* Start *

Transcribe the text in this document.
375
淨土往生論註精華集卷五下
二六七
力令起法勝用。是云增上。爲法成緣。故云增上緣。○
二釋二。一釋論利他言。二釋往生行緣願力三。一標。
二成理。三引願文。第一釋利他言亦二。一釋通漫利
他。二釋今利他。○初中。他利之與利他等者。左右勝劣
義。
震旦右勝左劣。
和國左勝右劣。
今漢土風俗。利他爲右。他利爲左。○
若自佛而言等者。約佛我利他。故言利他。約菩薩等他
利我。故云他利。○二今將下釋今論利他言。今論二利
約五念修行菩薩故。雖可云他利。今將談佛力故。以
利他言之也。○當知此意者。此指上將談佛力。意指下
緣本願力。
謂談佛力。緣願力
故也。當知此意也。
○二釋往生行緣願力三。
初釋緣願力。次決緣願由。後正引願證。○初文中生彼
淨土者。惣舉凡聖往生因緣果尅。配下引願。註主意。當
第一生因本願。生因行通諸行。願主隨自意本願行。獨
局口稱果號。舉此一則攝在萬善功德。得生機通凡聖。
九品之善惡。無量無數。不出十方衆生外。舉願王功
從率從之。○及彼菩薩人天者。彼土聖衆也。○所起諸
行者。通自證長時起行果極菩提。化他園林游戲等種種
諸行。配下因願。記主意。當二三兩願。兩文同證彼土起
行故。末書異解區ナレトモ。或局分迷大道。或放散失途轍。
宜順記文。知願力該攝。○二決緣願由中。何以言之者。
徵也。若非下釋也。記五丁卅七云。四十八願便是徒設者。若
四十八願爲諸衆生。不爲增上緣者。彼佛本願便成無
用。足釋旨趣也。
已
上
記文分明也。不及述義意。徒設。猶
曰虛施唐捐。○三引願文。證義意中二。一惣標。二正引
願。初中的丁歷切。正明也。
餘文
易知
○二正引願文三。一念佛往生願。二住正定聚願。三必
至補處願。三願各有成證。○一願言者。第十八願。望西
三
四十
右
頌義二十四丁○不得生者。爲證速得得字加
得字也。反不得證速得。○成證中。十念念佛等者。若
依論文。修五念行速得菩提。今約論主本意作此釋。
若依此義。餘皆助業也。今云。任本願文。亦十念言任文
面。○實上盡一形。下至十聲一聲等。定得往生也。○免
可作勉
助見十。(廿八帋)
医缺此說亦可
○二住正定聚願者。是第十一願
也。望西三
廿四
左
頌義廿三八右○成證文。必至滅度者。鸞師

* End *

Aim of the task
Tally the lines holding the string "三引願文" and give only the count.

Exercise solution
2